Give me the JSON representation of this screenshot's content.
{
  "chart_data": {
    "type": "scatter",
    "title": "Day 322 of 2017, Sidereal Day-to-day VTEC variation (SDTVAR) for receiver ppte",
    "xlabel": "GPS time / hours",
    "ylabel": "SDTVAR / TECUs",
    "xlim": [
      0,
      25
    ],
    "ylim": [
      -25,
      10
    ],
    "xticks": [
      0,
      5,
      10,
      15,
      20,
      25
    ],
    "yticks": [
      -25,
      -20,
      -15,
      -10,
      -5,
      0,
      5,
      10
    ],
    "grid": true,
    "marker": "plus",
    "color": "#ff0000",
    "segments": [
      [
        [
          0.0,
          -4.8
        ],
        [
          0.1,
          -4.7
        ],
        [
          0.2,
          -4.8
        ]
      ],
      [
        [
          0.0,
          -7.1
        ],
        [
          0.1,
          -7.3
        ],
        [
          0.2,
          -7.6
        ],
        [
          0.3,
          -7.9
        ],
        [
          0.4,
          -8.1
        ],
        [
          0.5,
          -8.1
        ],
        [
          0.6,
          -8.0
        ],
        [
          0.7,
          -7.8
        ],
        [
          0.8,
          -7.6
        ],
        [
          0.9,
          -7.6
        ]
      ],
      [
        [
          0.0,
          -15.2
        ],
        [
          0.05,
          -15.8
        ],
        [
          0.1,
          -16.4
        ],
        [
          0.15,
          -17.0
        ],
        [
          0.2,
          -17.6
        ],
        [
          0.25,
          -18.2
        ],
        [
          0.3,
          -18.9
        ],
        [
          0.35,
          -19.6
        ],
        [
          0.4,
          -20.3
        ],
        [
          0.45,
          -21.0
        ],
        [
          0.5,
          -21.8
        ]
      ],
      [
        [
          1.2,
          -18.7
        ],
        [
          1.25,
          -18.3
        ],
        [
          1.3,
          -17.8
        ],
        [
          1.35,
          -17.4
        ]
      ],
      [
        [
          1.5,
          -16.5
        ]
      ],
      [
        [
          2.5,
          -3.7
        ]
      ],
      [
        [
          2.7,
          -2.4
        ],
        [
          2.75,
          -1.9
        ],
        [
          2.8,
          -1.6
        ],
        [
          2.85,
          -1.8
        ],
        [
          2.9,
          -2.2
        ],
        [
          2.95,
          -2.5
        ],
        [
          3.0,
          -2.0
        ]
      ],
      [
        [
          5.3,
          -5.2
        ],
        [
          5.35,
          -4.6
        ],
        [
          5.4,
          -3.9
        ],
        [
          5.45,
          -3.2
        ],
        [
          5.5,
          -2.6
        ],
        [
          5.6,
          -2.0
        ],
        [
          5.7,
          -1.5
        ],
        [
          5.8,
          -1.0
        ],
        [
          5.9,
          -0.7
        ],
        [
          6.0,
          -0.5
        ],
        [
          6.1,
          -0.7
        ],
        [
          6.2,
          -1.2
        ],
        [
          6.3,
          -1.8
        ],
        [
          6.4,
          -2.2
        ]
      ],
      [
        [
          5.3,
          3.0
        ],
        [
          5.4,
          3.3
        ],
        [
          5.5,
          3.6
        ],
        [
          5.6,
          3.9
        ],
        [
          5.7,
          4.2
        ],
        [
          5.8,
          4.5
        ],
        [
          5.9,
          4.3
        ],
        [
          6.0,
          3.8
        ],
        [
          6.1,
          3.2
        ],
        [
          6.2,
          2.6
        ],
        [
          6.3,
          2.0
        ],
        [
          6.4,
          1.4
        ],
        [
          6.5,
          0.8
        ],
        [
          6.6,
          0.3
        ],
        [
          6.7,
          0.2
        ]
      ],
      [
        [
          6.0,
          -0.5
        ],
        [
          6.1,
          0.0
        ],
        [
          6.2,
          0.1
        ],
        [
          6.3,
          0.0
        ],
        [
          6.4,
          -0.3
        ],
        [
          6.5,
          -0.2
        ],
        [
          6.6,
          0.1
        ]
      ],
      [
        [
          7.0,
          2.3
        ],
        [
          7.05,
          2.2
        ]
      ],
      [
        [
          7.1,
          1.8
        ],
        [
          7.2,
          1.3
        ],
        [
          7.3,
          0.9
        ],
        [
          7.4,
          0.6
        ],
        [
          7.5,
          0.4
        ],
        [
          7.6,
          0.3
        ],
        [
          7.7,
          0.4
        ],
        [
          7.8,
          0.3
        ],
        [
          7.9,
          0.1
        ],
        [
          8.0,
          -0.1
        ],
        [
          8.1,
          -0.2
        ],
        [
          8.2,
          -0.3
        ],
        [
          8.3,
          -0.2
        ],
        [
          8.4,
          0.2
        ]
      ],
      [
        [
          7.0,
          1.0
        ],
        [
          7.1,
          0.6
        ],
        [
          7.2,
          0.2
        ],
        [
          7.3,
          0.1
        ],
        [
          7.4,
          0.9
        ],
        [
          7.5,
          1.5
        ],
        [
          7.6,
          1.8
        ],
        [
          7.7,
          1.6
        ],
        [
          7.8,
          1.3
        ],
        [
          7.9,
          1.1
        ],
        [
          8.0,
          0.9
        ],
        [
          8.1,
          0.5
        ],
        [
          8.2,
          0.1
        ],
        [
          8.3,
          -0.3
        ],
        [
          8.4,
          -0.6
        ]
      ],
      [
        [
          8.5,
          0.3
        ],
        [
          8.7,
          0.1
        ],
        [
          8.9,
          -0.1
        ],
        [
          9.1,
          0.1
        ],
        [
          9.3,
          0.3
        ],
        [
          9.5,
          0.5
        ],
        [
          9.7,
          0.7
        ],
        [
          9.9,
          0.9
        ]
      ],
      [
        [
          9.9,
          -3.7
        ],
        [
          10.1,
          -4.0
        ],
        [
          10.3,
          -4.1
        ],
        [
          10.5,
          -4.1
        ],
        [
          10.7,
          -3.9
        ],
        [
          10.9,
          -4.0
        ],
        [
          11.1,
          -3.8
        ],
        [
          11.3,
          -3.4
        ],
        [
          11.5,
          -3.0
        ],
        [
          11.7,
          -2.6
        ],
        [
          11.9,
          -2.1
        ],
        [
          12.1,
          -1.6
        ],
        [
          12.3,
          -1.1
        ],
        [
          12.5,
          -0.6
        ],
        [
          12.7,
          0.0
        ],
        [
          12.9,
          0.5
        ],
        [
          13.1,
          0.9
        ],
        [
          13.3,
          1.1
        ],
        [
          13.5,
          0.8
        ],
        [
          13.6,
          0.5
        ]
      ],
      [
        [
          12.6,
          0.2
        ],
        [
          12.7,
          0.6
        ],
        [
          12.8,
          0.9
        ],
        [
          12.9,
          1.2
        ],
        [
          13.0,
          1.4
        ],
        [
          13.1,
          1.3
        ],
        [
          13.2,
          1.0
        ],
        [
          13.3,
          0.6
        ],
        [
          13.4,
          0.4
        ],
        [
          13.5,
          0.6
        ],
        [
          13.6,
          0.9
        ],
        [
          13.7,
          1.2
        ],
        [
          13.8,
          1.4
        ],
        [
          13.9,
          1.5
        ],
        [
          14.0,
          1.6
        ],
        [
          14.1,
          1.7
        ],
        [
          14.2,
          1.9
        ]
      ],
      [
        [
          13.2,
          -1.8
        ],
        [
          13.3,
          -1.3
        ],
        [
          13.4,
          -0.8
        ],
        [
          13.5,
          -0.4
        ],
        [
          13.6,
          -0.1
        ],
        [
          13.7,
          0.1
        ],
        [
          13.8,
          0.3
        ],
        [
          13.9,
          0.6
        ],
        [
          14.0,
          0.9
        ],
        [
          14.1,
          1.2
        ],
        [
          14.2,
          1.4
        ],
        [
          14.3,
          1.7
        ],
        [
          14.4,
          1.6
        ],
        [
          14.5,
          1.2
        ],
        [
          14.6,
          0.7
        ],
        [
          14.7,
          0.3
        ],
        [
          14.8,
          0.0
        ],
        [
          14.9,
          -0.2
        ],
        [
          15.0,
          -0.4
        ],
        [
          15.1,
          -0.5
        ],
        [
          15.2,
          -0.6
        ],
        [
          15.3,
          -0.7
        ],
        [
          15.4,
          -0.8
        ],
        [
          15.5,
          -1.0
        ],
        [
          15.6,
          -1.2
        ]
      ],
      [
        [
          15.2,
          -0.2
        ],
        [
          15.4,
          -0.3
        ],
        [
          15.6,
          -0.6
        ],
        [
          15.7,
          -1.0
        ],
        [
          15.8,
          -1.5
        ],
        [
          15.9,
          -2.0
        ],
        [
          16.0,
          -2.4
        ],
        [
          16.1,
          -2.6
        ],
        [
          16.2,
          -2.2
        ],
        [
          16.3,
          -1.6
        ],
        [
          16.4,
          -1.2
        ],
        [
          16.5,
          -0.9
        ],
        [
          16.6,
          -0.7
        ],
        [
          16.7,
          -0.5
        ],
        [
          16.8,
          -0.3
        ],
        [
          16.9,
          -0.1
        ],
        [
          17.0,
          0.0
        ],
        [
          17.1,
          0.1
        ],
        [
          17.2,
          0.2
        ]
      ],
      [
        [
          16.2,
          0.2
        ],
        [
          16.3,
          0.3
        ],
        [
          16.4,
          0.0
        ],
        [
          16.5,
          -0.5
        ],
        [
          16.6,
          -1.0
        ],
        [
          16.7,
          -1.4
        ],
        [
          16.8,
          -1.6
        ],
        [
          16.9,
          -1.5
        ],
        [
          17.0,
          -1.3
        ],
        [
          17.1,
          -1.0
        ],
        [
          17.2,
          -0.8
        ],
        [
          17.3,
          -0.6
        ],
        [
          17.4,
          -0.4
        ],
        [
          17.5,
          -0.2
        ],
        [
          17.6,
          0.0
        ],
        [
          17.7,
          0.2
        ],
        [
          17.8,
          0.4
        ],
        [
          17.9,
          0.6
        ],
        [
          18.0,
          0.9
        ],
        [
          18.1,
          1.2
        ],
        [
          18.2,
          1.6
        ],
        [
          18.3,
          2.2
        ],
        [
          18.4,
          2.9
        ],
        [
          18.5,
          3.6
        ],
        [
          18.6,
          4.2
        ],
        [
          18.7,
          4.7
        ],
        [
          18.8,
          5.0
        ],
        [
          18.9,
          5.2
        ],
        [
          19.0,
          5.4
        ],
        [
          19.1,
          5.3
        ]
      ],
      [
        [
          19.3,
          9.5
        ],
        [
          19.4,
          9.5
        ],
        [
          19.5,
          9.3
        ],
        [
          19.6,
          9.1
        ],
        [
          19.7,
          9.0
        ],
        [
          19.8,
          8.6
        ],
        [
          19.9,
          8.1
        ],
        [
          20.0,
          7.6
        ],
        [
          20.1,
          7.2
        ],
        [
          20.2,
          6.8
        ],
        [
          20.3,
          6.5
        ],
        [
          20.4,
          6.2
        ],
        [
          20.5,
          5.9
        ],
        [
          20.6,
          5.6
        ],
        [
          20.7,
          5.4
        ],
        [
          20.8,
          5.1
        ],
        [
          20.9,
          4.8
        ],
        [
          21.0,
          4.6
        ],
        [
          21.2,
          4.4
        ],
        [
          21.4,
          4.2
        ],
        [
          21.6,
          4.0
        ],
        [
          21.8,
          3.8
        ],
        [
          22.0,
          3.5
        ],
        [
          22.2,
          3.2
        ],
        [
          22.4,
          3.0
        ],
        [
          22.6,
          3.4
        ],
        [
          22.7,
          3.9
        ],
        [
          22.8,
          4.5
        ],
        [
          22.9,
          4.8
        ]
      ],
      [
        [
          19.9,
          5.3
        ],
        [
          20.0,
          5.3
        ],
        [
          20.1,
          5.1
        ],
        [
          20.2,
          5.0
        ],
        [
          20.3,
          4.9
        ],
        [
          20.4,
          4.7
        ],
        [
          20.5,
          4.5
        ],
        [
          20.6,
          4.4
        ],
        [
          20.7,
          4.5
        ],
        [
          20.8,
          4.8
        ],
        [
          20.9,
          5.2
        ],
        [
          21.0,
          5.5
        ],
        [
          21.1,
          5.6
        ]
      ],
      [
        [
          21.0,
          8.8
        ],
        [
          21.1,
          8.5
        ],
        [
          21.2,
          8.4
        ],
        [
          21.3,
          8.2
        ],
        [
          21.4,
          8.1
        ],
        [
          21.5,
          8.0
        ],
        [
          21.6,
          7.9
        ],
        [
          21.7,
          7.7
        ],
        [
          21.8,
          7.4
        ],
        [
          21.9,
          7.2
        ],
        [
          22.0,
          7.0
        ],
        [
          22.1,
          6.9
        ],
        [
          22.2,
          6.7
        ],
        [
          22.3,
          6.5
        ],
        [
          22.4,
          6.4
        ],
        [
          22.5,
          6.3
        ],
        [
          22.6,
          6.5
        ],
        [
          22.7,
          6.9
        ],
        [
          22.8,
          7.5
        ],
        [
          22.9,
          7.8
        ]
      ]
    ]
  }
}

§ Task brief
Gather each line of the records holding the string "SDTVAR".

§ Answer
    "title": "Day 322 of 2017, Sidereal Day-to-day VTEC variation (SDTVAR) for receiver ppte",
    "ylabel": "SDTVAR / TECUs",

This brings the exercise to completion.